**Task input:**
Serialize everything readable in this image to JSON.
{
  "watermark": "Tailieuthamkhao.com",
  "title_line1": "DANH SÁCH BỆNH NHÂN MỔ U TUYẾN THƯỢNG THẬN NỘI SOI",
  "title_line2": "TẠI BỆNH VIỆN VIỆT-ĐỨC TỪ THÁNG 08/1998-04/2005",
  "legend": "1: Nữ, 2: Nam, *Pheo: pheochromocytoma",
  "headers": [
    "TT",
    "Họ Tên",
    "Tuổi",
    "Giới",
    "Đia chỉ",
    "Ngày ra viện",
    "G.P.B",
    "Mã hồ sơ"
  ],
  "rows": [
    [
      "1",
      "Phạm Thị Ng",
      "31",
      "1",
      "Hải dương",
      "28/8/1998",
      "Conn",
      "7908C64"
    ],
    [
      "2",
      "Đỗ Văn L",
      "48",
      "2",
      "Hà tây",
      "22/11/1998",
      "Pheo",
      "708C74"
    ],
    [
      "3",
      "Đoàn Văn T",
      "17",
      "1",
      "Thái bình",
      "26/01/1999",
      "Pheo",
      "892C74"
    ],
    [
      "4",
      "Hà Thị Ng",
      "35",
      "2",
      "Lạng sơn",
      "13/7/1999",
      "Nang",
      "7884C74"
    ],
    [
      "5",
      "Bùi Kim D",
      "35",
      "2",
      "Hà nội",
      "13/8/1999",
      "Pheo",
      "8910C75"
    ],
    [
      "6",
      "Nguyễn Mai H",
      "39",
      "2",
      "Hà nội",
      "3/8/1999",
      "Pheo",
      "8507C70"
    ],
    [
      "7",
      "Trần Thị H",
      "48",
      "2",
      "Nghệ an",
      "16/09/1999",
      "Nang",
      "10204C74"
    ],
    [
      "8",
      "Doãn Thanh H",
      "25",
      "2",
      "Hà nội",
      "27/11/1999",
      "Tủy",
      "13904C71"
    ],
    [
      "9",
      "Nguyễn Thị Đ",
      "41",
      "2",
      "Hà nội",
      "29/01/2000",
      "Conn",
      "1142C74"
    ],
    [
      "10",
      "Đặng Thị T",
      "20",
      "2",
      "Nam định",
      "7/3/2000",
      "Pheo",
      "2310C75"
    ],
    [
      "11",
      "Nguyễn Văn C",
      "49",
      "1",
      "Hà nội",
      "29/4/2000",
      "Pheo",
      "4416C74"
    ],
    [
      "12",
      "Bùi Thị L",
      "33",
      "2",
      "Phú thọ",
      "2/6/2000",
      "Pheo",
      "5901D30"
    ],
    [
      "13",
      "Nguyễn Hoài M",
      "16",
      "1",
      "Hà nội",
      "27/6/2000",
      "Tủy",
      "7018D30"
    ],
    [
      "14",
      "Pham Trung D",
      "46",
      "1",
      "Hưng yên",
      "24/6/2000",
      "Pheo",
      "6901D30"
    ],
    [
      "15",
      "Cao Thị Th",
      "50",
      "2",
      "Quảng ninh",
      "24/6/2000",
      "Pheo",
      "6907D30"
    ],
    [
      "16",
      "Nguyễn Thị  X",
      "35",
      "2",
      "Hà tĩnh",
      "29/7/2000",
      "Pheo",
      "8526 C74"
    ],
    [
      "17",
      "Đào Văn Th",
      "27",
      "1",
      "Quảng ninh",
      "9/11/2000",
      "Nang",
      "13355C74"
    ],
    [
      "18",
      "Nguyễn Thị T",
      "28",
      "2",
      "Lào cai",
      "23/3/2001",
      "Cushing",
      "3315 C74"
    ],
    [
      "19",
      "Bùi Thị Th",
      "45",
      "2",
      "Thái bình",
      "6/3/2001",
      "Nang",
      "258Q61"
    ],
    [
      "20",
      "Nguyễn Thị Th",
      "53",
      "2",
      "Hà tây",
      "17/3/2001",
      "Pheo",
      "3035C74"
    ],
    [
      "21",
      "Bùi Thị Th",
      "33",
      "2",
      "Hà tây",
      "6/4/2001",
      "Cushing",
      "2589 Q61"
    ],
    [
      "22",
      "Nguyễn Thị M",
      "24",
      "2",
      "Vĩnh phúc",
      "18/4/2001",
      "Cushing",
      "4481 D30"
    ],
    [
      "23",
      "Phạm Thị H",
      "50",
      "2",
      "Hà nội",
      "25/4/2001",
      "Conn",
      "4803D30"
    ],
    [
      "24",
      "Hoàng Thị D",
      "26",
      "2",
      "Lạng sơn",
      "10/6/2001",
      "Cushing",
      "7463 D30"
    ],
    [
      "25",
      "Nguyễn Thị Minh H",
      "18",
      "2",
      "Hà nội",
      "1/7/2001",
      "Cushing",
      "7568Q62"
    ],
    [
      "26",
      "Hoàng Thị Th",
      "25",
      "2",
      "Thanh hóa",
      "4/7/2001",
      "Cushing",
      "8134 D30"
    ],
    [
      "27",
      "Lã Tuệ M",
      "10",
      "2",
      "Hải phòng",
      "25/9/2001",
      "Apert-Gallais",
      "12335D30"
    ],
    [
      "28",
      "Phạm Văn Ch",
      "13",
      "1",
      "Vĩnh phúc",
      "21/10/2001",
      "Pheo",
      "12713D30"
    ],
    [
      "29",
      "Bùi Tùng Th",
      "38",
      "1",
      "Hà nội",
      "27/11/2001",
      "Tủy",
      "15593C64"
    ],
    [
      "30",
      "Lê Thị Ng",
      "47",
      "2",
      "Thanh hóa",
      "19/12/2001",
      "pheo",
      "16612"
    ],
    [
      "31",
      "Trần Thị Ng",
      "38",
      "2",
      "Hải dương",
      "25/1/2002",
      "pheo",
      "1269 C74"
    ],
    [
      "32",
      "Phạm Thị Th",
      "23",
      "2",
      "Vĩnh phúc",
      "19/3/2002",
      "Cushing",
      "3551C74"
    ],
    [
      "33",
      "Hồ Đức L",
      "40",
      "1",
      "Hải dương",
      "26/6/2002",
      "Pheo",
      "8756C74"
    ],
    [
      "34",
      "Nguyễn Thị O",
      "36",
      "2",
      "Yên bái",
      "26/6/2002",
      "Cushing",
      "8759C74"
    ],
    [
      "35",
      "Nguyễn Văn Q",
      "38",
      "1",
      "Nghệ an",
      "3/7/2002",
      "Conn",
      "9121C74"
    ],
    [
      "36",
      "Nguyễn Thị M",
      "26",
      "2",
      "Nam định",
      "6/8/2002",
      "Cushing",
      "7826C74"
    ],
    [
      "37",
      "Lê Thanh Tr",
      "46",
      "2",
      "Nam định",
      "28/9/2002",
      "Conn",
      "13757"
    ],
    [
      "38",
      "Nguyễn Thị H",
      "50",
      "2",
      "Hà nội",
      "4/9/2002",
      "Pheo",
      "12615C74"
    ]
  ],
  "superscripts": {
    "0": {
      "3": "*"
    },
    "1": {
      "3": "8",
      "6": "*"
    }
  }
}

**The problem:** Every entry should be output exactly as written, please.

**Response:**
Serialize everything readable in this image to JSON.
{
  "watermark": "Tailieuthamkhao.com",
  "title_line1": "DANH SÁCH BỆNH NHÂN MỔ U TUYẾN THƯỢNG THẬN NỘI SOI",
  "title_line2": "TẠI BỆNH VIỆN VIỆT-ĐỨC TỪ THÁNG 08/1998-04/2005",
  "legend": "1: Nữ, 2: Nam, *Pheo: pheochromocytoma",
  "headers": [
    "TT",
    "Họ Tên",
    "Tuổi",
    "Giới",
    "Đia chỉ",
    "Ngày ra viện",
    "G.P.B",
    "Mã hồ sơ"
  ],
  "rows": [
    [
      "1",
      "Phạm Thị Ng",
      "31",
      "1",
      "Hải dương",
      "28/8/1998",
      "Conn",
      "7908C64"
    ],
    [
      "2",
      "Đỗ Văn L",
      "48",
      "2",
      "Hà tây",
      "22/11/1998",
      "Pheo",
      "708C74"
    ],
    [
      "3",
      "Đoàn Văn T",
      "17",
      "1",
      "Thái bình",
      "26/01/1999",
      "Pheo",
      "892C74"
    ],
    [
      "4",
      "Hà Thị Ng",
      "35",
      "2",
      "Lạng sơn",
      "13/7/1999",
      "Nang",
      "7884C74"
    ],
    [
      "5",
      "Bùi Kim D",
      "35",
      "2",
      "Hà nội",
      "13/8/1999",
      "Pheo",
      "8910C75"
    ],
    [
      "6",
      "Nguyễn Mai H",
      "39",
      "2",
      "Hà nội",
      "3/8/1999",
      "Pheo",
      "8507C70"
    ],
    [
      "7",
      "Trần Thị H",
      "48",
      "2",
      "Nghệ an",
      "16/09/1999",
      "Nang",
      "10204C74"
    ],
    [
      "8",
      "Doãn Thanh H",
      "25",
      "2",
      "Hà nội",
      "27/11/1999",
      "Tủy",
      "13904C71"
    ],
    [
      "9",
      "Nguyễn Thị Đ",
      "41",
      "2",
      "Hà nội",
      "29/01/2000",
      "Conn",
      "1142C74"
    ],
    [
      "10",
      "Đặng Thị T",
      "20",
      "2",
      "Nam định",
      "7/3/2000",
      "Pheo",
      "2310C75"
    ],
    [
      "11",
      "Nguyễn Văn C",
      "49",
      "1",
      "Hà nội",
      "29/4/2000",
      "Pheo",
      "4416C74"
    ],
    [
      "12",
      "Bùi Thị L",
      "33",
      "2",
      "Phú thọ",
      "2/6/2000",
      "Pheo",
      "5901D30"
    ],
    [
      "13",
      "Nguyễn Hoài M",
      "16",
      "1",
      "Hà nội",
      "27/6/2000",
      "Tủy",
      "7018D30"
    ],
    [
      "14",
      "Pham Trung D",
      "46",
      "1",
      "Hưng yên",
      "24/6/2000",
      "Pheo",
      "6901D30"
    ],
    [
      "15",
      "Cao Thị Th",
      "50",
      "2",
      "Quảng ninh",
      "24/6/2000",
      "Pheo",
      "6907D30"
    ],
    [
      "16",
      "Nguyễn Thị  X",
      "35",
      "2",
      "Hà tĩnh",
      "29/7/2000",
      "Pheo",
      "8526 C74"
    ],
    [
      "17",
      "Đào Văn Th",
      "27",
      "1",
      "Quảng ninh",
      "9/11/2000",
      "Nang",
      "13355C74"
    ],
    [
      "18",
      "Nguyễn Thị T",
      "28",
      "2",
      "Lào cai",
      "23/3/2001",
      "Cushing",
      "3315 C74"
    ],
    [
      "19",
      "Bùi Thị Th",
      "45",
      "2",
      "Thái bình",
      "6/3/2001",
      "Nang",
      "258Q61"
    ],
    [
      "20",
      "Nguyễn Thị Th",
      "53",
      "2",
      "Hà tây",
      "17/3/2001",
      "Pheo",
      "3035C74"
    ],
    [
      "21",
      "Bùi Thị Th",
      "33",
      "2",
      "Hà tây",
      "6/4/2001",
      "Cushing",
      "2589 Q61"
    ],
    [
      "22",
      "Nguyễn Thị M",
      "24",
      "2",
      "Vĩnh phúc",
      "18/4/2001",
      "Cushing",
      "4481 D30"
    ],
    [
      "23",
      "Phạm Thị H",
      "50",
      "2",
      "Hà nội",
      "25/4/2001",
      "Conn",
      "4803D30"
    ],
    [
      "24",
      "Hoàng Thị D",
      "26",
      "2",
      "Lạng sơn",
      "10/6/2001",
      "Cushing",
      "7463 D30"
    ],
    [
      "25",
      "Nguyễn Thị Minh H",
      "18",
      "2",
      "Hà nội",
      "1/7/2001",
      "Cushing",
      "7568Q62"
    ],
    [
      "26",
      "Hoàng Thị Th",
      "25",
      "2",
      "Thanh hóa",
      "4/7/2001",
      "Cushing",
      "8134 D30"
    ],
    [
      "27",
      "Lã Tuệ M",
      "10",
      "2",
      "Hải phòng",
      "25/9/2001",
      "Apert-Gallais",
      "12335D30"
    ],
    [
      "28",
      "Phạm Văn Ch",
      "13",
      "1",
      "Vĩnh phúc",
      "21/10/2001",
      "Pheo",
      "12713D30"
    ],
    [
      "29",
      "Bùi Tùng Th",
      "38",
      "1",
      "Hà nội",
      "27/11/2001",
      "Tủy",
      "15593C64"
    ],
    [
      "30",
      "Lê Thị Ng",
      "47",
      "2",
      "Thanh hóa",
      "19/12/2001",
      "pheo",
      "16612"
    ],
    [
      "31",
      "Trần Thị Ng",
      "38",
      "2",
      "Hải dương",
      "25/1/2002",
      "pheo",
      "1269 C74"
    ],
    [
      "32",
      "Phạm Thị Th",
      "23",
      "2",
      "Vĩnh phúc",
      "19/3/2002",
      "Cushing",
      "3551C74"
    ],
    [
      "33",
      "Hồ Đức L",
      "40",
      "1",
      "Hải dương",
      "26/6/2002",
      "Pheo",
      "8756C74"
    ],
    [
      "34",
      "Nguyễn Thị O",
      "36",
      "2",
      "Yên bái",
      "26/6/2002",
      "Cushing",
      "8759C74"
    ],
    [
      "35",
      "Nguyễn Văn Q",
      "38",
      "1",
      "Nghệ an",
      "3/7/2002",
      "Conn",
      "9121C74"
    ],
    [
      "36",
      "Nguyễn Thị M",
      "26",
      "2",
      "Nam định",
      "6/8/2002",
      "Cushing",
      "7826C74"
    ],
    [
      "37",
      "Lê Thanh Tr",
      "46",
      "2",
      "Nam định",
      "28/9/2002",
      "Conn",
      "13757"
    ],
    [
      "38",
      "Nguyễn Thị H",
      "50",
      "2",
      "Hà nội",
      "4/9/2002",
      "Pheo",
      "12615C74"
    ]
  ],
  "superscripts": {
    "0": {
      "3": "*"
    },
    "1": {
      "3": "8",
      "6": "*"
    }
  }
}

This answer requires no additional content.